━━━━━ PROVIDED ENTRIES ━━━━━

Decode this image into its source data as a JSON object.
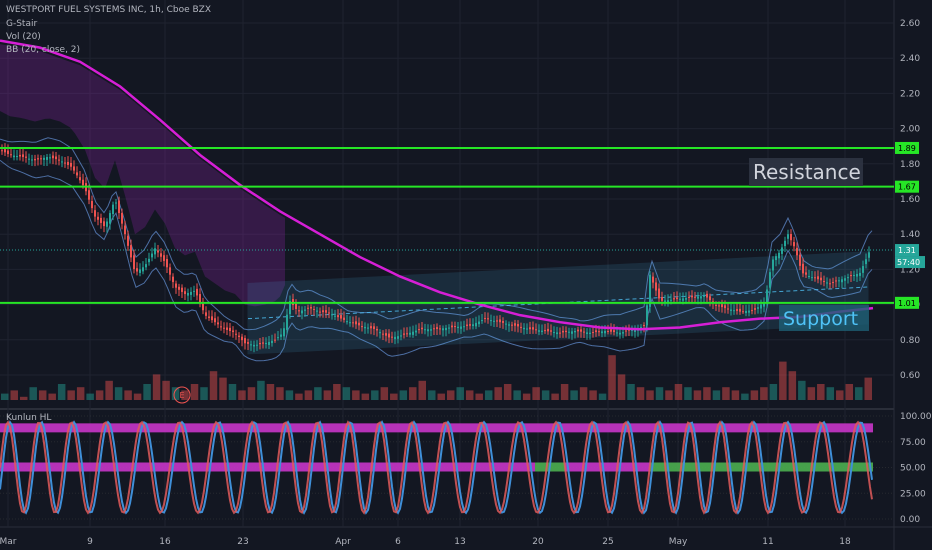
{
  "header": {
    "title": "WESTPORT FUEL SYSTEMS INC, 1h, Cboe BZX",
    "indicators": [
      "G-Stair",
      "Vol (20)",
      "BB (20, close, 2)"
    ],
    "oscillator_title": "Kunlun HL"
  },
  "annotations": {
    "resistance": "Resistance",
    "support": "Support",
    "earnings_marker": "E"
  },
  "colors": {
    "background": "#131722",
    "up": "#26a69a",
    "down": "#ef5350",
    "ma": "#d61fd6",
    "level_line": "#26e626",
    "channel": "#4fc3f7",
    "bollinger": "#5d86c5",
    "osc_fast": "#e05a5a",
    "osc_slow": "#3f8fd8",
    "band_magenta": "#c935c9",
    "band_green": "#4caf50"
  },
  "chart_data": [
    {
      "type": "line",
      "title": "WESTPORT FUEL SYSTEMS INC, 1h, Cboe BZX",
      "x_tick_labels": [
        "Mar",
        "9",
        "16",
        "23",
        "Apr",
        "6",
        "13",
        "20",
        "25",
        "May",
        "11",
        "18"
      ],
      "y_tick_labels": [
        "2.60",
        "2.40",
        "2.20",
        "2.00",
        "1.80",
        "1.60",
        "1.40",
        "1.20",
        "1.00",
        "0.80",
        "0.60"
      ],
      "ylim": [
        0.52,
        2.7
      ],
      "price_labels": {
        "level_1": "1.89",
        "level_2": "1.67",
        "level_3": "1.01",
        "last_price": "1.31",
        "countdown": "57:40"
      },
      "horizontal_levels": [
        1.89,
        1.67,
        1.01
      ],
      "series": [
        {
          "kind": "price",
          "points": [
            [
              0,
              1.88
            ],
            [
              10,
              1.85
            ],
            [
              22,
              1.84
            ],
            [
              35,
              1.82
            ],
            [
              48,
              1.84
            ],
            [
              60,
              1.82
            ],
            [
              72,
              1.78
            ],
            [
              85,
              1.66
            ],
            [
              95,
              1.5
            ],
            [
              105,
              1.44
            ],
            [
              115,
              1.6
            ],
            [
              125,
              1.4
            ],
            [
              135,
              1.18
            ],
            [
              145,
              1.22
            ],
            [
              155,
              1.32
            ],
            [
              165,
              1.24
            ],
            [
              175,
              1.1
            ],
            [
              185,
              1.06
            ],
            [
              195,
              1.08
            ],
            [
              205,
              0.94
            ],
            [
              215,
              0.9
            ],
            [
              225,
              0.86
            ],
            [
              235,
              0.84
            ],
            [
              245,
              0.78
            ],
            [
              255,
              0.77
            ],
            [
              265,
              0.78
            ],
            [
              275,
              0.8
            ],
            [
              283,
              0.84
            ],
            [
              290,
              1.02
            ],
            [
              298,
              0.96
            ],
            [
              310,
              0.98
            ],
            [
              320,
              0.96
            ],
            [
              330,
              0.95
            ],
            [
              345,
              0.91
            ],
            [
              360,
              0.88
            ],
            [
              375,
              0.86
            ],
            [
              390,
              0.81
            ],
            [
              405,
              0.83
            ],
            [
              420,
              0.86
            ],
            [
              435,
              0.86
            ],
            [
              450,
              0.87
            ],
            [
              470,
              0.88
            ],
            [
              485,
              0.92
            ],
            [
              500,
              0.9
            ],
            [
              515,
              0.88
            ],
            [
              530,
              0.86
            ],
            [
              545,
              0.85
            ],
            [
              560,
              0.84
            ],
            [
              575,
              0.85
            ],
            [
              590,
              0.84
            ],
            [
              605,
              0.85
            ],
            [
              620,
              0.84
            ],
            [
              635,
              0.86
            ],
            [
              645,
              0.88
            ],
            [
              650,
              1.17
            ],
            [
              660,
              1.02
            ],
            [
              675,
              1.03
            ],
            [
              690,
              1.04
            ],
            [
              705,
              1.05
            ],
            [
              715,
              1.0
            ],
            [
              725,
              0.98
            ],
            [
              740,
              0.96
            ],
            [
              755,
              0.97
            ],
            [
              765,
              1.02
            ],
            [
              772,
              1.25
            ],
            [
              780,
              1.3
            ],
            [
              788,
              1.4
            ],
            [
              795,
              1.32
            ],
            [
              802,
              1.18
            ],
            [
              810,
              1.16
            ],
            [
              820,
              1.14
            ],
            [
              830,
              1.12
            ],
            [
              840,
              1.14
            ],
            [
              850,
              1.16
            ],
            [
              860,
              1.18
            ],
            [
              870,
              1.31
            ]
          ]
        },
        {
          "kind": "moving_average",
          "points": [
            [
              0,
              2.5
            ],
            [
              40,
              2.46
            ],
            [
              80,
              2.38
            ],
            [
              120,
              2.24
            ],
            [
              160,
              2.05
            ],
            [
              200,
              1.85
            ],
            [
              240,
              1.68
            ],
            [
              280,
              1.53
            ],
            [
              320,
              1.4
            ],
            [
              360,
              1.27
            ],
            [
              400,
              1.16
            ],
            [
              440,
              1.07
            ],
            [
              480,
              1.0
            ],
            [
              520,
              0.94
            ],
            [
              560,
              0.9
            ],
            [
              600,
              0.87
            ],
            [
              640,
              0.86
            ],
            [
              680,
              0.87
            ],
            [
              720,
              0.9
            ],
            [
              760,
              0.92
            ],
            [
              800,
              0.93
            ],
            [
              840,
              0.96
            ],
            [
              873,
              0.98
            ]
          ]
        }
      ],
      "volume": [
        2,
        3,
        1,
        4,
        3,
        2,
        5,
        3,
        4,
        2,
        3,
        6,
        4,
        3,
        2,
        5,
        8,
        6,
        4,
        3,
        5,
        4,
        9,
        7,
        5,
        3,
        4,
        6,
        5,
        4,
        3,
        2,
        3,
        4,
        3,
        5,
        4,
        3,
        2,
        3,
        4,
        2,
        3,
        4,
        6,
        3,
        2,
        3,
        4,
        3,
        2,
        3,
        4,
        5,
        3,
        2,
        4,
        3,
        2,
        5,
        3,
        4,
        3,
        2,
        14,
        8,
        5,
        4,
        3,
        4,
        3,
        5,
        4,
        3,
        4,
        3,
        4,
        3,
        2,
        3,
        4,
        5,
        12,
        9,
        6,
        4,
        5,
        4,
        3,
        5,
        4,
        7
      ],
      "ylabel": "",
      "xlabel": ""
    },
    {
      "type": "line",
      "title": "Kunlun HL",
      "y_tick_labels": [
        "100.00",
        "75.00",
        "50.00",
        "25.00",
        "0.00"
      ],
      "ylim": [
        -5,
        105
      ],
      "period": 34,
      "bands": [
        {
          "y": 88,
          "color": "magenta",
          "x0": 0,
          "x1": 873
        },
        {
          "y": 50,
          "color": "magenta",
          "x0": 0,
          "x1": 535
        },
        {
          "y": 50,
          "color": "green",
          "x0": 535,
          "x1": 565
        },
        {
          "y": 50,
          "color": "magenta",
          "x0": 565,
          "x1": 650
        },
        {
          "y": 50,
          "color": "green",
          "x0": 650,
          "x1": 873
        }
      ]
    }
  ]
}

━━━━━
━━━━━ PROVIDED ENTRIES ━━━━━

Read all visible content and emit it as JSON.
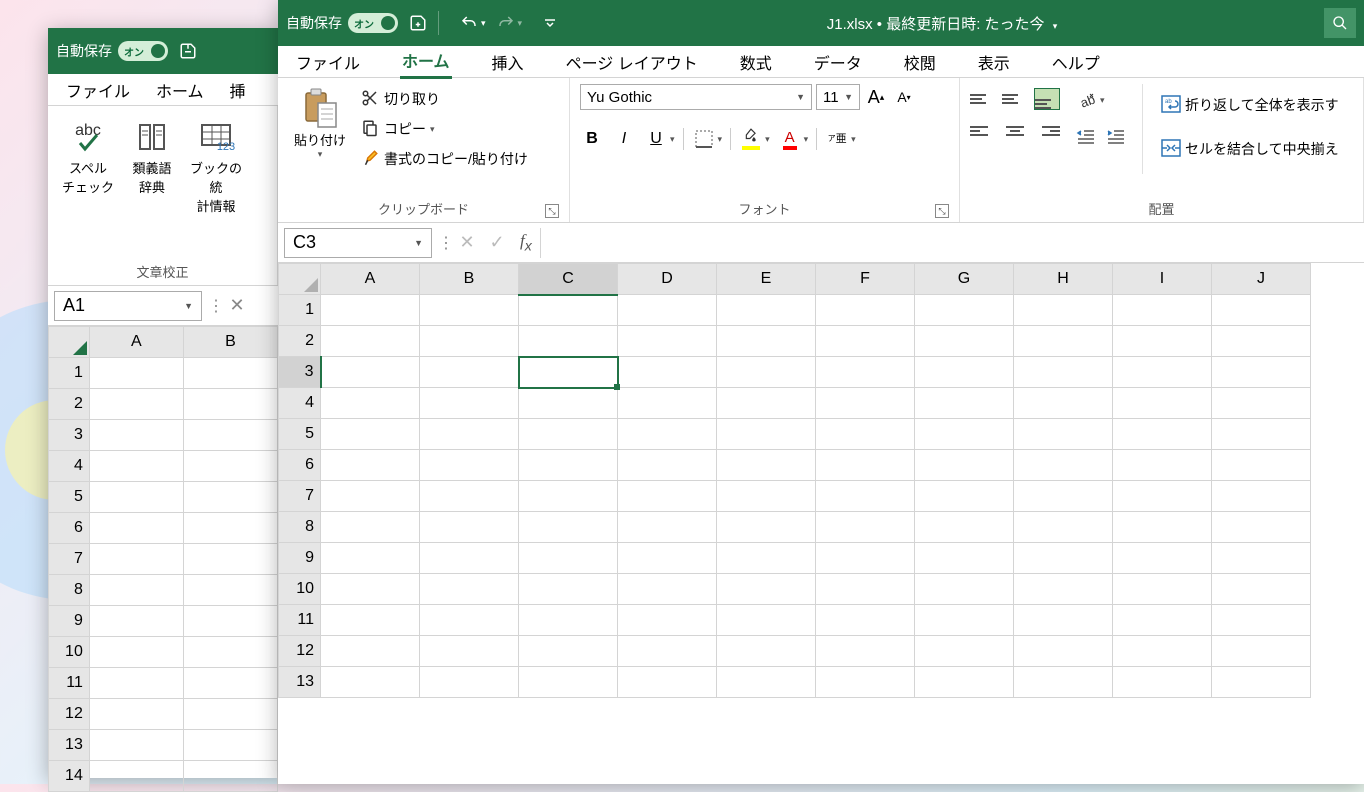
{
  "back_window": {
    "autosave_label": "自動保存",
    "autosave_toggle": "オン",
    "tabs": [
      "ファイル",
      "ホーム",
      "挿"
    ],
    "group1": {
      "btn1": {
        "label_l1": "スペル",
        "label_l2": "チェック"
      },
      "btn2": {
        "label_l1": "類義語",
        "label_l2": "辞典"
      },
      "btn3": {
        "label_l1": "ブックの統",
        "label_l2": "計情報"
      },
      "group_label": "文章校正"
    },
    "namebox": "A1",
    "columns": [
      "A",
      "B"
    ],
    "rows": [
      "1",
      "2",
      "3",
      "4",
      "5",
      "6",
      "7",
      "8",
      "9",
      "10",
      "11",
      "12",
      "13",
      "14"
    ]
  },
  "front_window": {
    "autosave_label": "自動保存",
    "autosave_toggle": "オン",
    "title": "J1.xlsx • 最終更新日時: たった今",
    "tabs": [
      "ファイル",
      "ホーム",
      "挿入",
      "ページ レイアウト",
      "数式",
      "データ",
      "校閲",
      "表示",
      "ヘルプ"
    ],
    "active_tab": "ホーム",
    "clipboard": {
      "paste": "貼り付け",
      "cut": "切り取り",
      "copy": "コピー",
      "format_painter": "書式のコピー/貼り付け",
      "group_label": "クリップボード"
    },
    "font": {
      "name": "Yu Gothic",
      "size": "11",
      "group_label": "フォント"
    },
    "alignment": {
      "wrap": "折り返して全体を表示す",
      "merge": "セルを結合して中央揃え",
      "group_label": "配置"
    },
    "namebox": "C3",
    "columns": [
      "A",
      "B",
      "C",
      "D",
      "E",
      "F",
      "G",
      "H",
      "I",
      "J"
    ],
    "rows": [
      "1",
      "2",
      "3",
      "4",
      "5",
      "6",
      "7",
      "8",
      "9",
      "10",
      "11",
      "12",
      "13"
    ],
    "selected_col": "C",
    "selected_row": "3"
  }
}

━━━━━

### TASK DETAILS:
Find each line that has the word "SYSTEMS", then copy it out.

### CORRECT OUTPUT:
    "title": "WESTPORT FUEL SYSTEMS INC, 1h, Cboe BZX",
      "title": "WESTPORT FUEL SYSTEMS INC, 1h, Cboe BZX",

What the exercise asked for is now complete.